_WHAT IS NEEDED_: Gather each line of the entries below that includes "количестве".

_GIVEN DATA_:
"""

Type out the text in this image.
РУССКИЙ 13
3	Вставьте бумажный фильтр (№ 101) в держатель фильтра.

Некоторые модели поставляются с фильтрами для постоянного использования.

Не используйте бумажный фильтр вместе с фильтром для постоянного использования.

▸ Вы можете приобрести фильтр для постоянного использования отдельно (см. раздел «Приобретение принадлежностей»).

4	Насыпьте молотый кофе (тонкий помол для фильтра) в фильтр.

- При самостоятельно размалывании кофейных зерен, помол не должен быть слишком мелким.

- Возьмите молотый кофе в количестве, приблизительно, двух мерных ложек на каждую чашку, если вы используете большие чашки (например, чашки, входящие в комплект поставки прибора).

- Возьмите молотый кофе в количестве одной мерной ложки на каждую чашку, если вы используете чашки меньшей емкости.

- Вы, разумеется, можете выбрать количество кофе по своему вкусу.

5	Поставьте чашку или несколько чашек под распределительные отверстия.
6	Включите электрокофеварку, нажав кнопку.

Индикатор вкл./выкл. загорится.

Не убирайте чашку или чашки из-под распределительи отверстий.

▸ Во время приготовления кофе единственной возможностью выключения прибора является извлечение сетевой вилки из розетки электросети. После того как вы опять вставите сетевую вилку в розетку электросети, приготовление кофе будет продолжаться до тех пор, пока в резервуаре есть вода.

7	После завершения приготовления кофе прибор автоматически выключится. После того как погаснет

"""

_WRITTEN RESPONSE_:
- Возьмите молотый кофе в количестве, приблизительно, двух мерных ложек на каждую чашку, если вы используете большие чашки (например, чашки, входящие в комплект поставки прибора).
- Возьмите молотый кофе в количестве одной мерной ложки на каждую чашку, если вы используете чашки меньшей емкости.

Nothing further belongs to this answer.